## Goal of the exercise
Here are some records; return them all exactly.

## Records

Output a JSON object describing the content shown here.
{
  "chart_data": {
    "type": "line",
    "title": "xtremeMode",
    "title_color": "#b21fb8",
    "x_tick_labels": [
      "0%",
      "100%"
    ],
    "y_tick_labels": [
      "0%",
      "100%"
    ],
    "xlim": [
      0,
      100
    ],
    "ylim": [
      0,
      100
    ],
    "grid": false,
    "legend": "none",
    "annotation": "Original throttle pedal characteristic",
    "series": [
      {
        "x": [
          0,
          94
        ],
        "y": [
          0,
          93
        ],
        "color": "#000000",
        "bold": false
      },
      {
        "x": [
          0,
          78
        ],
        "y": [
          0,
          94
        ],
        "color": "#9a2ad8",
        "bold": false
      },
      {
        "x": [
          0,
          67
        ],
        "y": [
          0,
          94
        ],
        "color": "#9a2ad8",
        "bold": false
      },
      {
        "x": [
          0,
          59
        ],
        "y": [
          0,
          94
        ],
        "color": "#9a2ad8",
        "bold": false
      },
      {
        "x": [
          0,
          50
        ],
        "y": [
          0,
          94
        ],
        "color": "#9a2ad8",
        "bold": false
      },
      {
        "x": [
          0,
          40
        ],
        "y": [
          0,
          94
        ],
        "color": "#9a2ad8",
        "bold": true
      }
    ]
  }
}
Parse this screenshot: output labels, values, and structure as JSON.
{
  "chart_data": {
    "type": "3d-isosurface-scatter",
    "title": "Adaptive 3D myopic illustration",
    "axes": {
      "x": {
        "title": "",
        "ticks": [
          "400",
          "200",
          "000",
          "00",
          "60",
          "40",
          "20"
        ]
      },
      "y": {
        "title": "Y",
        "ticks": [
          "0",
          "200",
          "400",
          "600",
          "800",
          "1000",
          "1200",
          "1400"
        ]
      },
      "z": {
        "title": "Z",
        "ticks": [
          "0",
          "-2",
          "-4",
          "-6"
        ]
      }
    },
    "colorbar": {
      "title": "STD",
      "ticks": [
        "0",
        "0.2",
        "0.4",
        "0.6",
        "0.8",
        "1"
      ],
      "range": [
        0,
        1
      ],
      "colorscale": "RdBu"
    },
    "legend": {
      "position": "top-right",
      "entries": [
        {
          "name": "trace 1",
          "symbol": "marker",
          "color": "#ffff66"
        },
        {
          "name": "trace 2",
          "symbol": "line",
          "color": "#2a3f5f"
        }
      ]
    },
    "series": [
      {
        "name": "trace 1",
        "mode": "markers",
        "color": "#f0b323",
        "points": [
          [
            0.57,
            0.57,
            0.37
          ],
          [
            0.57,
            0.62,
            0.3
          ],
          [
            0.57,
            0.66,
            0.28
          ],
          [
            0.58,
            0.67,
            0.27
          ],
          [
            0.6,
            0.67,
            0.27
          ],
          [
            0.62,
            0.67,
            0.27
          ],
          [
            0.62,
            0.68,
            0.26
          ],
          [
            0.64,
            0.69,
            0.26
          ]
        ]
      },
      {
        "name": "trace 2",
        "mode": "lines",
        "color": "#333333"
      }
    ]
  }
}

## The output
Output a JSON object describing the content shown here.
{
  "chart_data": {
    "type": "line",
    "title": "xtremeMode",
    "title_color": "#b21fb8",
    "x_tick_labels": [
      "0%",
      "100%"
    ],
    "y_tick_labels": [
      "0%",
      "100%"
    ],
    "xlim": [
      0,
      100
    ],
    "ylim": [
      0,
      100
    ],
    "grid": false,
    "legend": "none",
    "annotation": "Original throttle pedal characteristic",
    "series": [
      {
        "x": [
          0,
          94
        ],
        "y": [
          0,
          93
        ],
        "color": "#000000",
        "bold": false
      },
      {
        "x": [
          0,
          78
        ],
        "y": [
          0,
          94
        ],
        "color": "#9a2ad8",
        "bold": false
      },
      {
        "x": [
          0,
          67
        ],
        "y": [
          0,
          94
        ],
        "color": "#9a2ad8",
        "bold": false
      },
      {
        "x": [
          0,
          59
        ],
        "y": [
          0,
          94
        ],
        "color": "#9a2ad8",
        "bold": false
      },
      {
        "x": [
          0,
          50
        ],
        "y": [
          0,
          94
        ],
        "color": "#9a2ad8",
        "bold": false
      },
      {
        "x": [
          0,
          40
        ],
        "y": [
          0,
          94
        ],
        "color": "#9a2ad8",
        "bold": true
      }
    ]
  }
}
Parse this screenshot: output labels, values, and structure as JSON.
{
  "chart_data": {
    "type": "3d-isosurface-scatter",
    "title": "Adaptive 3D myopic illustration",
    "axes": {
      "x": {
        "title": "",
        "ticks": [
          "400",
          "200",
          "000",
          "00",
          "60",
          "40",
          "20"
        ]
      },
      "y": {
        "title": "Y",
        "ticks": [
          "0",
          "200",
          "400",
          "600",
          "800",
          "1000",
          "1200",
          "1400"
        ]
      },
      "z": {
        "title": "Z",
        "ticks": [
          "0",
          "-2",
          "-4",
          "-6"
        ]
      }
    },
    "colorbar": {
      "title": "STD",
      "ticks": [
        "0",
        "0.2",
        "0.4",
        "0.6",
        "0.8",
        "1"
      ],
      "range": [
        0,
        1
      ],
      "colorscale": "RdBu"
    },
    "legend": {
      "position": "top-right",
      "entries": [
        {
          "name": "trace 1",
          "symbol": "marker",
          "color": "#ffff66"
        },
        {
          "name": "trace 2",
          "symbol": "line",
          "color": "#2a3f5f"
        }
      ]
    },
    "series": [
      {
        "name": "trace 1",
        "mode": "markers",
        "color": "#f0b323",
        "points": [
          [
            0.57,
            0.57,
            0.37
          ],
          [
            0.57,
            0.62,
            0.3
          ],
          [
            0.57,
            0.66,
            0.28
          ],
          [
            0.58,
            0.67,
            0.27
          ],
          [
            0.6,
            0.67,
            0.27
          ],
          [
            0.62,
            0.67,
            0.27
          ],
          [
            0.62,
            0.68,
            0.26
          ],
          [
            0.64,
            0.69,
            0.26
          ]
        ]
      },
      {
        "name": "trace 2",
        "mode": "lines",
        "color": "#333333"
      }
    ]
  }
}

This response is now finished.